**EXCERPT**.
++++++++++

In defence of monarchy

The revolution will not be televised – but the Queen’s Christmas Message will.

Tomorrow, as every December, I will fail to take part in a ritual that is dear, sacred even, to the hearts of many Britons. I will not join them when they make their annual act of implicit homage to a higher authority to whom, for most of the rest of the year, they pay little material allegiance.

The language involved in this ceremony is arcane, the accents and pronunciation frequently antique, and to those not brought up with due reverence, it seems bizarre, not to say totally irrational, that anyone should bow their heads in obeisance to this mystical, regal presence. Still millions will clear time from their day to be faithful to this time-honoured practice.

++++++++++

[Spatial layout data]
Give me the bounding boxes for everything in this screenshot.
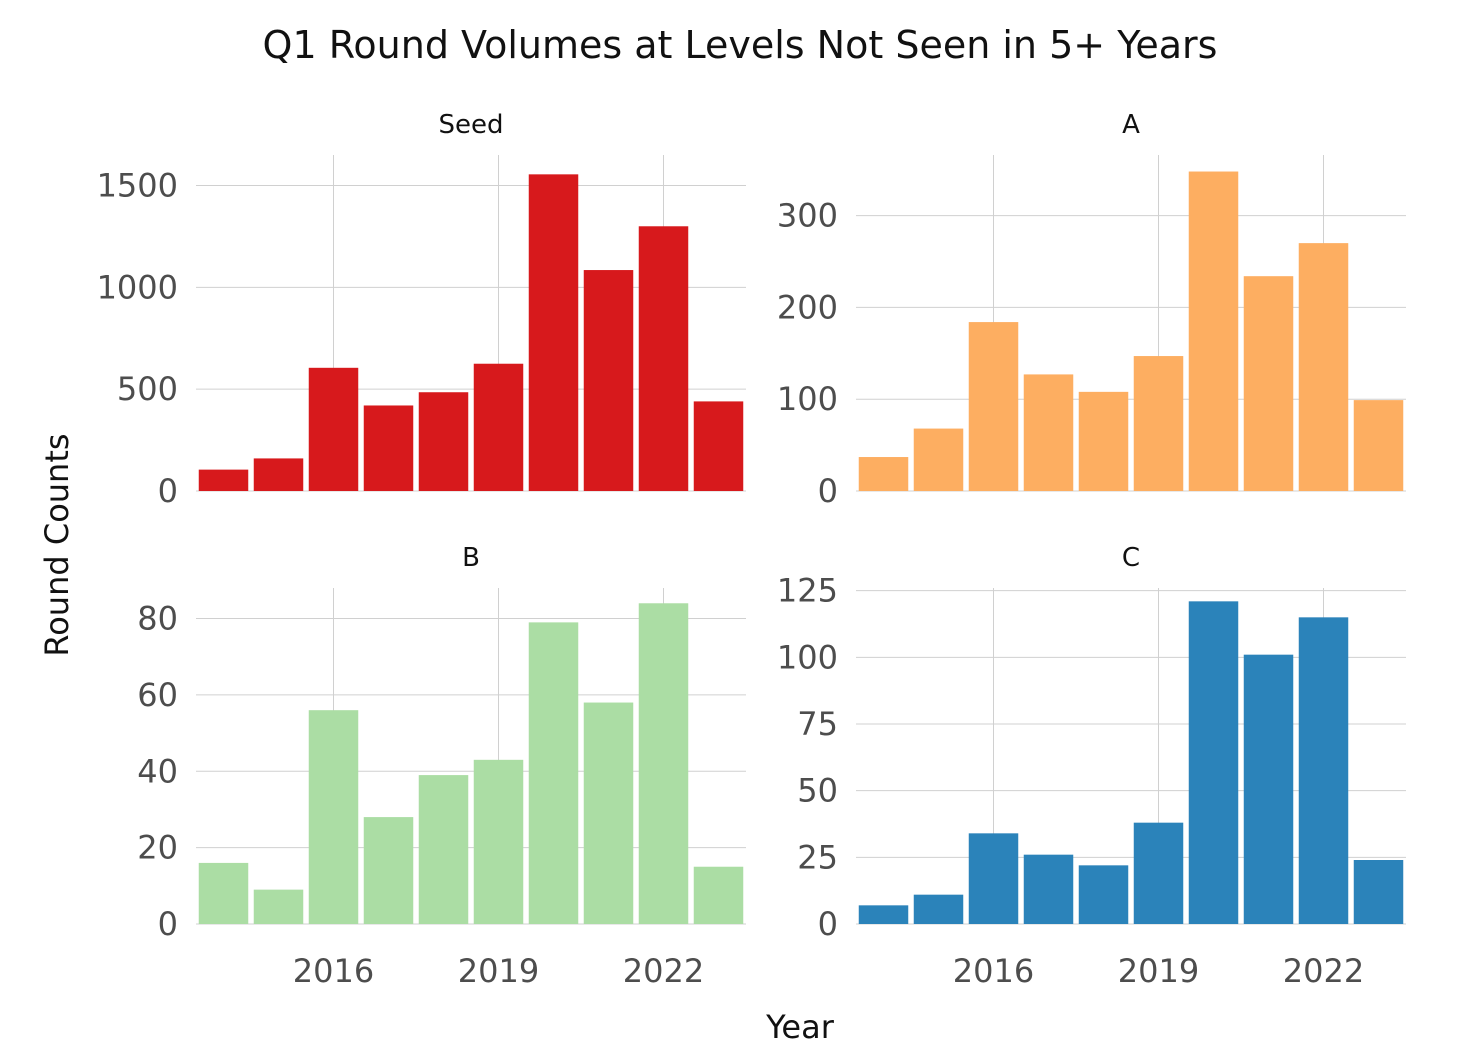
bar-b-2022 [638, 603, 689, 924]
bar-seed-2018 [418, 392, 469, 491]
y-tick-label: 500 [117, 370, 178, 408]
y-tick-label: 200 [777, 288, 838, 326]
bar-b-2021 [583, 702, 634, 924]
bar-c-2016 [968, 833, 1019, 924]
bar-seed-2015 [253, 458, 304, 491]
y-tick-label: 300 [777, 197, 838, 235]
bar-c-2015 [913, 894, 964, 924]
x-axis-title: Year [765, 1008, 835, 1046]
bar-b-2016 [308, 710, 359, 924]
bar-seed-2023 [693, 401, 744, 491]
bar-a-2015 [913, 428, 964, 491]
x-tick-label: 2019 [458, 952, 539, 990]
facet-panel-b: 0 20 40 60 80 2016 2019 2022 B [137, 543, 746, 990]
y-tick-label: 1000 [97, 268, 178, 306]
y-tick-label: 100 [777, 638, 838, 676]
bar-a-2017 [1023, 374, 1074, 491]
bar-seed-2017 [363, 405, 414, 491]
bar-c-2021 [1243, 654, 1294, 924]
facet-label: Seed [439, 110, 504, 140]
y-tick-label: 50 [797, 772, 838, 810]
facet-label: A [1122, 110, 1140, 140]
y-tick-label: 0 [818, 905, 838, 943]
bar-c-2019 [1133, 822, 1184, 924]
bar-c-2017 [1023, 854, 1074, 924]
bar-b-2015 [253, 889, 304, 924]
y-tick-label: 0 [158, 472, 178, 510]
y-tick-label: 125 [777, 572, 838, 610]
bar-b-2018 [418, 775, 469, 924]
facet-label: C [1122, 543, 1140, 573]
y-tick-label: 80 [137, 600, 178, 638]
bar-a-2019 [1133, 356, 1184, 491]
y-tick-label: 25 [797, 838, 838, 876]
bar-a-2022 [1298, 243, 1349, 491]
bar-c-2014 [858, 905, 909, 924]
facet-panel-a: 0 100 200 300 A [777, 110, 1406, 510]
bar-a-2014 [858, 457, 909, 491]
bar-c-2018 [1078, 865, 1129, 924]
bar-seed-2014 [198, 469, 249, 491]
bar-c-2022 [1298, 617, 1349, 924]
y-tick-label: 40 [137, 752, 178, 790]
bar-b-2019 [473, 759, 524, 924]
bar-seed-2016 [308, 367, 359, 491]
x-tick-label: 2022 [1283, 952, 1364, 990]
bar-b-2017 [363, 817, 414, 924]
facet-label: B [462, 543, 480, 573]
y-axis-title: Round Counts [38, 433, 76, 656]
bar-c-2023 [1353, 860, 1404, 924]
bar-a-2016 [968, 322, 1019, 491]
x-tick-label: 2016 [953, 952, 1034, 990]
bar-seed-2020 [528, 174, 579, 491]
bar-b-2020 [528, 622, 579, 924]
bar-seed-2021 [583, 270, 634, 491]
bar-a-2023 [1353, 400, 1404, 491]
bar-c-2020 [1188, 601, 1239, 924]
y-tick-label: 1500 [97, 167, 178, 205]
bar-a-2021 [1243, 276, 1294, 491]
bar-a-2018 [1078, 391, 1129, 491]
y-tick-label: 75 [797, 705, 838, 743]
y-tick-label: 20 [137, 829, 178, 867]
y-tick-label: 100 [777, 380, 838, 418]
chart-title: Q1 Round Volumes at Levels Not Seen in 5… [263, 23, 1218, 67]
bar-seed-2022 [638, 226, 689, 492]
facet-panels: 050010001500Seed0100200300A0204060802016… [97, 110, 1406, 990]
y-tick-label: 0 [158, 905, 178, 943]
bar-seed-2019 [473, 363, 524, 491]
y-tick-label: 0 [818, 472, 838, 510]
facet-panel-c: 0 25 50 75 100 125 2016 2019 2022 C [777, 543, 1406, 990]
facet-panel-seed: 0 500 1000 1500 Seed [97, 110, 746, 510]
y-tick-label: 60 [137, 676, 178, 714]
bar-b-2014 [198, 862, 249, 924]
x-tick-label: 2022 [623, 952, 704, 990]
bar-b-2023 [693, 866, 744, 924]
bar-a-2020 [1188, 171, 1239, 491]
x-tick-label: 2016 [293, 952, 374, 990]
x-tick-label: 2019 [1118, 952, 1199, 990]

++++++++++

**STATED PROBLEM A**.
Format the spatial layout data rows from the one containing "bar-b-2022 [638, 603, 689, 924]" through the one containing "chart-title: Q1 Round", inclusive, as a JSON list of strings with one string per row.
**STATED PROBLEM B**.
Resume the essay defending the monarchy from where it stops.

**RESULT A**.
[
  "bar-b-2022 [638, 603, 689, 924]",
  "bar-seed-2018 [418, 392, 469, 491]",
  "y-tick-label: 500 [117, 370, 178, 408]",
  "y-tick-label: 200 [777, 288, 838, 326]",
  "bar-b-2021 [583, 702, 634, 924]",
  "bar-c-2016 [968, 833, 1019, 924]",
  "bar-seed-2015 [253, 458, 304, 491]",
  "y-tick-label: 300 [777, 197, 838, 235]",
  "bar-c-2015 [913, 894, 964, 924]",
  "x-axis-title: Year [765, 1008, 835, 1046]",
  "bar-b-2016 [308, 710, 359, 924]",
  "bar-seed-2023 [693, 401, 744, 491]",
  "bar-a-2015 [913, 428, 964, 491]",
  "x-tick-label: 2019 [458, 952, 539, 990]",
  "facet-panel-b: 0 20 40 60 80 2016 2019 2022 B [137, 543, 746, 990]",
  "y-tick-label: 1000 [97, 268, 178, 306]",
  "y-tick-label: 100 [777, 638, 838, 676]",
  "bar-a-2017 [1023, 374, 1074, 491]",
  "bar-seed-2017 [363, 405, 414, 491]",
  "bar-c-2021 [1243, 654, 1294, 924]",
  "facet-label: Seed [439, 110, 504, 140]",
  "y-tick-label: 50 [797, 772, 838, 810]",
  "facet-label: A [1122, 110, 1140, 140]",
  "y-tick-label: 0 [818, 905, 838, 943]",
  "bar-c-2019 [1133, 822, 1184, 924]",
  "bar-c-2017 [1023, 854, 1074, 924]",
  "bar-b-2015 [253, 889, 304, 924]",
  "y-tick-label: 0 [158, 472, 178, 510]",
  "y-tick-label: 125 [777, 572, 838, 610]",
  "bar-b-2018 [418, 775, 469, 924]",
  "facet-label: C [1122, 543, 1140, 573]",
  "y-tick-label: 80 [137, 600, 178, 638]",
  "bar-a-2019 [1133, 356, 1184, 491]",
  "y-tick-label: 25 [797, 838, 838, 876]",
  "bar-a-2022 [1298, 243, 1349, 491]",
  "bar-c-2014 [858, 905, 909, 924]",
  "facet-panel-a: 0 100 200 300 A [777, 110, 1406, 510]",
  "bar-a-2014 [858, 457, 909, 491]",
  "bar-c-2018 [1078, 865, 1129, 924]",
  "bar-seed-2014 [198, 469, 249, 491]",
  "bar-c-2022 [1298, 617, 1349, 924]",
  "y-tick-label: 40 [137, 752, 178, 790]",
  "bar-b-2019 [473, 759, 524, 924]",
  "bar-seed-2016 [308, 367, 359, 491]",
  "x-tick-label: 2022 [1283, 952, 1364, 990]",
  "bar-b-2017 [363, 817, 414, 924]",
  "facet-label: B [462, 543, 480, 573]",
  "y-axis-title: Round Counts [38, 433, 76, 656]",
  "bar-c-2023 [1353, 860, 1404, 924]",
  "bar-a-2016 [968, 322, 1019, 491]",
  "x-tick-label: 2016 [953, 952, 1034, 990]",
  "bar-seed-2020 [528, 174, 579, 491]",
  "bar-b-2020 [528, 622, 579, 924]",
  "bar-seed-2021 [583, 270, 634, 491]",
  "bar-a-2023 [1353, 400, 1404, 491]",
  "bar-c-2020 [1188, 601, 1239, 924]",
  "y-tick-label: 1500 [97, 167, 178, 205]",
  "bar-a-2021 [1243, 276, 1294, 491]",
  "bar-a-2018 [1078, 391, 1129, 491]",
  "y-tick-label: 75 [797, 705, 838, 743]",
  "y-tick-label: 20 [137, 829, 178, 867]",
  "y-tick-label: 100 [777, 380, 838, 418]",
  "chart-title: Q1 Round Volumes at Levels Not Seen in 5… [263, 23, 1218, 67]"
]

**RESULT B**.
I, on the other hand, will not be watching the Queen's Christmas Message. Neither will I be buying any of the tastefully designed porcelain and china already being produced to mark next year's wedding of Prince William and Kate Middleton. To me, the most sensible attitude towards the monarchy was summed up succinctly by the late Leslie Nielsen in the first Naked Gun film. Nielsen's character, Lt Frank Drebin, is asked to explain at a press conference how the Los Angeles Police Department will deal with a forthcoming royal visit. "Protecting the Queen's safety is a task that is gladly accepted by Police Squad," he says. "For no matter how silly the idea of having a queen might be to us, as Americans we must be gracious and considerate hosts."

It is, indeed, a silly notion that an accident of birth should endow anyone with the hereditary right to be a head of state, and even sillier that the holder of that office should therefore be paid any particular respect, or even attention, because of his or her unearned position. Nevertheless, one of the batches of WikiLeaks had me entertaining what is, for a republican, a heretical thought: should we be glad to be reigned over by the House of Windsor?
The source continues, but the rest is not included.